Exercise task.
Read the listing below and copy out every line that holds "Beams".

Records contained in a dataset

################

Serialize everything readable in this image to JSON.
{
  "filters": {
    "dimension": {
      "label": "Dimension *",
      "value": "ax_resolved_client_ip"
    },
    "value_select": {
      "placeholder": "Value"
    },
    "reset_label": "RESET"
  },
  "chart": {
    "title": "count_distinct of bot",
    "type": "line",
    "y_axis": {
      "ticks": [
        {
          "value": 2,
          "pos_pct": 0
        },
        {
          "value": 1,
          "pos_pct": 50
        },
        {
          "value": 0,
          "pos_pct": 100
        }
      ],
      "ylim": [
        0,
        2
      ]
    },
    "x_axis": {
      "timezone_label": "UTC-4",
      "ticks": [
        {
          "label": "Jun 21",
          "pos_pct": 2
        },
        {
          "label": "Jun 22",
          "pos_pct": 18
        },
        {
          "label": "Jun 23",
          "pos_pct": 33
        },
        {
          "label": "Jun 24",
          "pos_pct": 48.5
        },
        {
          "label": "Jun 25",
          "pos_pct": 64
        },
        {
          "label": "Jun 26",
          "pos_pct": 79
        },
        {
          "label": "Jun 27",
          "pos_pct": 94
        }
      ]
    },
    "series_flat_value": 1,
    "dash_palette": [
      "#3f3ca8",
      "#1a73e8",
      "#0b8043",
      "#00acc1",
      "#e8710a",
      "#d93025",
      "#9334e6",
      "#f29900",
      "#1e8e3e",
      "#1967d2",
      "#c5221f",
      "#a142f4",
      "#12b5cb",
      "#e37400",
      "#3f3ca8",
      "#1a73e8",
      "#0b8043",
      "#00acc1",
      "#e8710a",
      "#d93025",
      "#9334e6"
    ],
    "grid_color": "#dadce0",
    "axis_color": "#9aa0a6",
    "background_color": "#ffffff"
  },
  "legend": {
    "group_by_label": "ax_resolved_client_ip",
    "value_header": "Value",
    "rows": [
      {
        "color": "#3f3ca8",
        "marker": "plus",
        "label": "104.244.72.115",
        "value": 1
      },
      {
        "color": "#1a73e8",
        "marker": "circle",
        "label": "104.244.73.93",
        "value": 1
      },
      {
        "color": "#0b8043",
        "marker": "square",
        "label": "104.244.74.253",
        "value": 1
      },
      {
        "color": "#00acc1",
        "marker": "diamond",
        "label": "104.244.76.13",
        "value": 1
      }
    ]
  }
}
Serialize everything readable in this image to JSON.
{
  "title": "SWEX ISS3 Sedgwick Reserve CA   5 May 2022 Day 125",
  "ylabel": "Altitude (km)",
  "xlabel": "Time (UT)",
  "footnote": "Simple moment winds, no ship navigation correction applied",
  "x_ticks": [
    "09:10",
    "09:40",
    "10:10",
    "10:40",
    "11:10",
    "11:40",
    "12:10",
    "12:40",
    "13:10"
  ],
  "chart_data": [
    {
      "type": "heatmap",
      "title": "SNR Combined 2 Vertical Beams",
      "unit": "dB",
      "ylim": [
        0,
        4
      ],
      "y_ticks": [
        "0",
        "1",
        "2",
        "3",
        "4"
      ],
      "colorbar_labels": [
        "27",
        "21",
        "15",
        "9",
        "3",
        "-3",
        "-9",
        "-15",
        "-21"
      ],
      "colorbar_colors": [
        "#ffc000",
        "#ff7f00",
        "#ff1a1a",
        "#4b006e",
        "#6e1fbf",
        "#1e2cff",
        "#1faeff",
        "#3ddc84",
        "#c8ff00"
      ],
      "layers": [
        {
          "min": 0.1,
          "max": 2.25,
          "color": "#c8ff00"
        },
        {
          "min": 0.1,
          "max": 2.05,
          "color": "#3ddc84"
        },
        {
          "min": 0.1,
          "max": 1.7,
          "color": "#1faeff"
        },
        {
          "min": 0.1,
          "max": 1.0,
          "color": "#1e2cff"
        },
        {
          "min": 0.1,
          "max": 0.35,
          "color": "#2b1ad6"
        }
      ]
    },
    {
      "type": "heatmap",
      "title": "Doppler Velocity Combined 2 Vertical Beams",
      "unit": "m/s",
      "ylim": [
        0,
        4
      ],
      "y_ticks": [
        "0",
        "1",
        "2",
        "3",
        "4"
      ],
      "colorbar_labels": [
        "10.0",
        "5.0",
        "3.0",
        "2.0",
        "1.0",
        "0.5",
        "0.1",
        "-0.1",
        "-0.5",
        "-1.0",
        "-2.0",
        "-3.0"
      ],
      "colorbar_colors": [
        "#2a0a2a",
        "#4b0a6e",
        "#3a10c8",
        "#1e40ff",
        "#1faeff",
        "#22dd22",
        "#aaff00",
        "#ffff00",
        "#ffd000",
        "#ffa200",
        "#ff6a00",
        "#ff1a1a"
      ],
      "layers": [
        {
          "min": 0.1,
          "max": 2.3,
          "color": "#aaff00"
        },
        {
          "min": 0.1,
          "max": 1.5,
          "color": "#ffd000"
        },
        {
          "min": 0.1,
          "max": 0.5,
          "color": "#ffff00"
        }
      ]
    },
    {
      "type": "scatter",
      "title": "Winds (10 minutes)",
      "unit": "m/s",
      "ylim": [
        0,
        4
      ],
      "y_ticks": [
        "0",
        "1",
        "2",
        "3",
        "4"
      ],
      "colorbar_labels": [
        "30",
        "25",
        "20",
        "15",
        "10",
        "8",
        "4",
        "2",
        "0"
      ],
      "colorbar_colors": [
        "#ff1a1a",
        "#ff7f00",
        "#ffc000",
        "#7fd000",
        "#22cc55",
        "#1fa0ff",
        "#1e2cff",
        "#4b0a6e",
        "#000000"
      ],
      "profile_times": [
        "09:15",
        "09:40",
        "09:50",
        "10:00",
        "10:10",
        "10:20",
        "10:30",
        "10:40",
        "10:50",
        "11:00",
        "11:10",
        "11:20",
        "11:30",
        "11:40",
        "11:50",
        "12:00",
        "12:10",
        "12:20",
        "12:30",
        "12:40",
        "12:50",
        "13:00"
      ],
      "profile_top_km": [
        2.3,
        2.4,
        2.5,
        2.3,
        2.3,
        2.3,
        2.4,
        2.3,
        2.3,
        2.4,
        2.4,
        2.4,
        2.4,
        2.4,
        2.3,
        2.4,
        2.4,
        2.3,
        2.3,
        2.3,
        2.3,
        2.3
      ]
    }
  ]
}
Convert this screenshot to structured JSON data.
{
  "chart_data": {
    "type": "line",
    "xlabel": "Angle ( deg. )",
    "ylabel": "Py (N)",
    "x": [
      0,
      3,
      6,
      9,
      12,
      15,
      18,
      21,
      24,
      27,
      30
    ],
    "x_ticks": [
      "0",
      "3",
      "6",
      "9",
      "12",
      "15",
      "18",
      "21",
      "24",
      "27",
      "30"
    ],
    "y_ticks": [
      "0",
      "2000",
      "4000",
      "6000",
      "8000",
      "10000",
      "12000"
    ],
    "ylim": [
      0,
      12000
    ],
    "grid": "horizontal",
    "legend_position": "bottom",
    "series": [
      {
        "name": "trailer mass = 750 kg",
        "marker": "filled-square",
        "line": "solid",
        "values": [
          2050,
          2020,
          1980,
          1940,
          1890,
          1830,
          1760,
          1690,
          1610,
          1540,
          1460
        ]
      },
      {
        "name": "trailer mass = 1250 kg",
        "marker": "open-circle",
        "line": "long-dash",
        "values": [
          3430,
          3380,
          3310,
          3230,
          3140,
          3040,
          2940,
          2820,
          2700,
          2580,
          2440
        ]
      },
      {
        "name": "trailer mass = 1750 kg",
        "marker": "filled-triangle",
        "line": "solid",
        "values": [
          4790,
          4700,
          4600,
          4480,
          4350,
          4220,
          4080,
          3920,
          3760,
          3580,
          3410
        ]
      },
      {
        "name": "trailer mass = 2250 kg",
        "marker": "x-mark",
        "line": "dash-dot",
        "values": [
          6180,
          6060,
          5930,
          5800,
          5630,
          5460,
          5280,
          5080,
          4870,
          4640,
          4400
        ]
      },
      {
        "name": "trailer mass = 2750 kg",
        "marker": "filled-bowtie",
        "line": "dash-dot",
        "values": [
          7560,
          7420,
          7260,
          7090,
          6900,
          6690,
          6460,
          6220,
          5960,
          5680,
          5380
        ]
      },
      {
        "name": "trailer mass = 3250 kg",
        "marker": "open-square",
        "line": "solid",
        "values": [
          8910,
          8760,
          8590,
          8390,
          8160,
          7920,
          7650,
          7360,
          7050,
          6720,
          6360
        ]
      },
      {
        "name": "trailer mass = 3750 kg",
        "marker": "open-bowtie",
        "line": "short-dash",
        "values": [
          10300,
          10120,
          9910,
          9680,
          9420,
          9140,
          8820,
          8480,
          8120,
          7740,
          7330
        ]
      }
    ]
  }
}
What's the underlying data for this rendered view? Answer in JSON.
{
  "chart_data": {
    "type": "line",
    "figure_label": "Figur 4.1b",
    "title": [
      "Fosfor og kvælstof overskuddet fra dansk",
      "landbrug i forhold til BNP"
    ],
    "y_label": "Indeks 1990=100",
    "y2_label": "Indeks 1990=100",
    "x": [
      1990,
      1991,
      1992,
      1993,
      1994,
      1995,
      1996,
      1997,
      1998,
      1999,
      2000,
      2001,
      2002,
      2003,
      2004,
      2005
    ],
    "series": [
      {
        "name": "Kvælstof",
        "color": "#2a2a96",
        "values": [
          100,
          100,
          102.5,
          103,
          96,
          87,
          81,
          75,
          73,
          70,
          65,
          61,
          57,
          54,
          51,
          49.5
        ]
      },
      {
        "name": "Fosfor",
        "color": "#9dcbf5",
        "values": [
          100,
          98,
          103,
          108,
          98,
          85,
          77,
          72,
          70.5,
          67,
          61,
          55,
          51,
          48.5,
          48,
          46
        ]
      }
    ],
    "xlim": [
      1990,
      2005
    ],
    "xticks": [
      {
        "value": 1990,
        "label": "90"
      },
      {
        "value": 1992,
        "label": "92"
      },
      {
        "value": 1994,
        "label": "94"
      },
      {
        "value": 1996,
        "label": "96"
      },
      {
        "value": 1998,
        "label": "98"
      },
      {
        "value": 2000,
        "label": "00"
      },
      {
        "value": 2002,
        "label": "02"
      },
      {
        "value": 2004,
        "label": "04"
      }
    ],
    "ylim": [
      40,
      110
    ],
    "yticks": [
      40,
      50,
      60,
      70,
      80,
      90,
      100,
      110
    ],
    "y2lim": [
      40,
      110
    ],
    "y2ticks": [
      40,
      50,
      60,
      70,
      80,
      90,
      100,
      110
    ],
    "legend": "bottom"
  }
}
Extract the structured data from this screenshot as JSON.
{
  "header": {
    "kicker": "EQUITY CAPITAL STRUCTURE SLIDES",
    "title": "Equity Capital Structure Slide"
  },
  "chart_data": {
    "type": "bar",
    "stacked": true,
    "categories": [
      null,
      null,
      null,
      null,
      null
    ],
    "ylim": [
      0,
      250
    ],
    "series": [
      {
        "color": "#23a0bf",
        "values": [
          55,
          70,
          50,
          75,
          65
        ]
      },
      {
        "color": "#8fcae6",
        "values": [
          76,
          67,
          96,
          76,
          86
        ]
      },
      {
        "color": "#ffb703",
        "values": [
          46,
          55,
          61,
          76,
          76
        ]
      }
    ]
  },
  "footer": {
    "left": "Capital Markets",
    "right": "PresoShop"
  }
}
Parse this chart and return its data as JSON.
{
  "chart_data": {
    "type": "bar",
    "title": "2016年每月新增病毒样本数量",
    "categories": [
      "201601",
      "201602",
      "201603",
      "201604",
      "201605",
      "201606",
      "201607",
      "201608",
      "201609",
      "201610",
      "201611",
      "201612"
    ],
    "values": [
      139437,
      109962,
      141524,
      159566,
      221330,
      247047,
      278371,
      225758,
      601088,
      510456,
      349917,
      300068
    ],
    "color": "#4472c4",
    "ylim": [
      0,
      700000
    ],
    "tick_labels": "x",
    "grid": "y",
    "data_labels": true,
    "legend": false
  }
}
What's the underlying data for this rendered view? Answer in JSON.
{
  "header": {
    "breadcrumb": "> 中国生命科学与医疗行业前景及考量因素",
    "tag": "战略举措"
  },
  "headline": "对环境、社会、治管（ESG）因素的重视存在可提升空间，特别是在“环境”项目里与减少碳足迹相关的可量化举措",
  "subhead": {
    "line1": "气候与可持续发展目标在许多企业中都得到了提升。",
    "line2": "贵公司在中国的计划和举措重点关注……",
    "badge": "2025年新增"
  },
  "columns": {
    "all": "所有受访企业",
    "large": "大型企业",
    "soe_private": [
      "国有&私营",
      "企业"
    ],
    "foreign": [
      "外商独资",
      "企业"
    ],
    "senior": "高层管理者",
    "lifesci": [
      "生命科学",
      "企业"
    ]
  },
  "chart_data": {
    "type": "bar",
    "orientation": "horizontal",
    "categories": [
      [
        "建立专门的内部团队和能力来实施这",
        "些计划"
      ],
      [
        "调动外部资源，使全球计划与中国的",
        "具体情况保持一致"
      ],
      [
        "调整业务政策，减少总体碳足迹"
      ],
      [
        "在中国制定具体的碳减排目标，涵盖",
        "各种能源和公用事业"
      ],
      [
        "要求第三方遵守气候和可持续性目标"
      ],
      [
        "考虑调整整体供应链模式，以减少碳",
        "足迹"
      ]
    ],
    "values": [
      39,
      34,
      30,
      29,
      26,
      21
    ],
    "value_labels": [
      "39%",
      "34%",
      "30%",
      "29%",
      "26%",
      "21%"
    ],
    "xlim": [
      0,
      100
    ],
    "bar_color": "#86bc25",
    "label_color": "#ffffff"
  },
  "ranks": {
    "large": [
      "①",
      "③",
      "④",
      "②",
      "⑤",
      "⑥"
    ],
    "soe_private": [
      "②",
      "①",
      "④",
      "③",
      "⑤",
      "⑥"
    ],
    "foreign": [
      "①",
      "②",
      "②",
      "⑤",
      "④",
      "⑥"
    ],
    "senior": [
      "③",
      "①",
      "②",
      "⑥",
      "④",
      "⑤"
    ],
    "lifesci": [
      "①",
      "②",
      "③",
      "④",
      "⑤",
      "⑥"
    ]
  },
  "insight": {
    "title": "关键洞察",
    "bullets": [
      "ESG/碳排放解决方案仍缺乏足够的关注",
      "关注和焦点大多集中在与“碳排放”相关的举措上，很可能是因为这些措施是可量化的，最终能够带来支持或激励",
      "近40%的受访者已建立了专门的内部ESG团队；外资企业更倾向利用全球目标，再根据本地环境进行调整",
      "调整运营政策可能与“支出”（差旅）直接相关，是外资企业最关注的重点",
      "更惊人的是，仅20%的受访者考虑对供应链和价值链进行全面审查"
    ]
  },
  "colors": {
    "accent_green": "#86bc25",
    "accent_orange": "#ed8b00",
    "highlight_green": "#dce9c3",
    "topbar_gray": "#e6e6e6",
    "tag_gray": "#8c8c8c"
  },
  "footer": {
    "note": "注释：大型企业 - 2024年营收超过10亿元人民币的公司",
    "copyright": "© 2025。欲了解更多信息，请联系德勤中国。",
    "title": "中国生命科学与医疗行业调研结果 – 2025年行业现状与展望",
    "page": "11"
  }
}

################

The solution.
      "title": "SNR Combined 2 Vertical Beams",
      "title": "Doppler Velocity Combined 2 Vertical Beams",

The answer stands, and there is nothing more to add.